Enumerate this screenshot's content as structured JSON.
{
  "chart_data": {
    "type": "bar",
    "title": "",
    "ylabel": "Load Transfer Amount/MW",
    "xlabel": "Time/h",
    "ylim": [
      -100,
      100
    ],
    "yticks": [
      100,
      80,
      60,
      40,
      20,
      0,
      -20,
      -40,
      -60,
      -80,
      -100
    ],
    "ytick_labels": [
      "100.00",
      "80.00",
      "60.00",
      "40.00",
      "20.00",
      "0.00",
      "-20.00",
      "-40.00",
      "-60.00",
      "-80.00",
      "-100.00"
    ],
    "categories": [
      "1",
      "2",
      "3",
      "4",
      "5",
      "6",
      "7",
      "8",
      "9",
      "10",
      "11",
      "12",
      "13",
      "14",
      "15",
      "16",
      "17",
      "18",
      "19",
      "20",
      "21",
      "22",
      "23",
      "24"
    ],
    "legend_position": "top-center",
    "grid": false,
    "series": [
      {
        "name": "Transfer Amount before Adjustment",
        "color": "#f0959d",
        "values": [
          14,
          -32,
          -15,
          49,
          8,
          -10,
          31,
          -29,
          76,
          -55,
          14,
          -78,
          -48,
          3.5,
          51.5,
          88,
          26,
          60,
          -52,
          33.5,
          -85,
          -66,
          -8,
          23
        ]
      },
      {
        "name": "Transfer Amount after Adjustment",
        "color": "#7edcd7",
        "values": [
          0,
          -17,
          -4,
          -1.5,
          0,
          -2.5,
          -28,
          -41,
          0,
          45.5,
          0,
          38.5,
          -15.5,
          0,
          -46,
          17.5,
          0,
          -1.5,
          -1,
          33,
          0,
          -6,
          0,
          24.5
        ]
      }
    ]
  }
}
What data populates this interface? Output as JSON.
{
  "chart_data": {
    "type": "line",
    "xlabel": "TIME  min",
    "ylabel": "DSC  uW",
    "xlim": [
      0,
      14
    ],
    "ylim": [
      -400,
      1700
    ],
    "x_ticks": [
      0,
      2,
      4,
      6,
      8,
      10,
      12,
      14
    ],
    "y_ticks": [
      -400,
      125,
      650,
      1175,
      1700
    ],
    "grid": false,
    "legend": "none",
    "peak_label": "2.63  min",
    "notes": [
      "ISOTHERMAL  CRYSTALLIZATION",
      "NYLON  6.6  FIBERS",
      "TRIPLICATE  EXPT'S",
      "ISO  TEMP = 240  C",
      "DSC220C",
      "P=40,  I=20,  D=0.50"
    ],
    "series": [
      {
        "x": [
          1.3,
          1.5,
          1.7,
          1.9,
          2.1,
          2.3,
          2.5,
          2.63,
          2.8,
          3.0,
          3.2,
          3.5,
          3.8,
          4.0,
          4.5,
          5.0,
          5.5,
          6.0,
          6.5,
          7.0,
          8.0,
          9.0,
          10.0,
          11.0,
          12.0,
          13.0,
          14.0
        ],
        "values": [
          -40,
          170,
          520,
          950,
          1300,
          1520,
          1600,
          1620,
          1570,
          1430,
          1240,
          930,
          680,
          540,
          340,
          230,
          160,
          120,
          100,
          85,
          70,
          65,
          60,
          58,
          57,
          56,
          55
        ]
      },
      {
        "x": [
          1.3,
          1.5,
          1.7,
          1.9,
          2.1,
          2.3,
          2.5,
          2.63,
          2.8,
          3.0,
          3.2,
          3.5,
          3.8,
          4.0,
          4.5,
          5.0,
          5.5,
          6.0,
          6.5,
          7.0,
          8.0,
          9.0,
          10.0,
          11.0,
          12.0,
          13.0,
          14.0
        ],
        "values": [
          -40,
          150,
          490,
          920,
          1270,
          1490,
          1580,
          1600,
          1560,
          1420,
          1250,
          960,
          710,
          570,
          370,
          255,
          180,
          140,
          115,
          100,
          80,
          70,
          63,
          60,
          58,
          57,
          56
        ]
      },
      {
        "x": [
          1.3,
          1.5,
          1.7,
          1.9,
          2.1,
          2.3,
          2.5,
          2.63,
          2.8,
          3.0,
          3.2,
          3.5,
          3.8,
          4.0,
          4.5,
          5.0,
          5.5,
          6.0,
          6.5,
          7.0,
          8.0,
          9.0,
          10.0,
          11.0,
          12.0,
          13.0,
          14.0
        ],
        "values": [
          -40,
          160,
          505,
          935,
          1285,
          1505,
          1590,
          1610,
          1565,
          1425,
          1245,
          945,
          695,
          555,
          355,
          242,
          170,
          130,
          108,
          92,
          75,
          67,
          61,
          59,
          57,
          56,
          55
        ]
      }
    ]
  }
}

=== Task to complete ===
Extract all lines from the material above that include the word "this".

=== In response ===
Enumerate this screenshot's content as structured JSON.
What data populates this interface? Output as JSON.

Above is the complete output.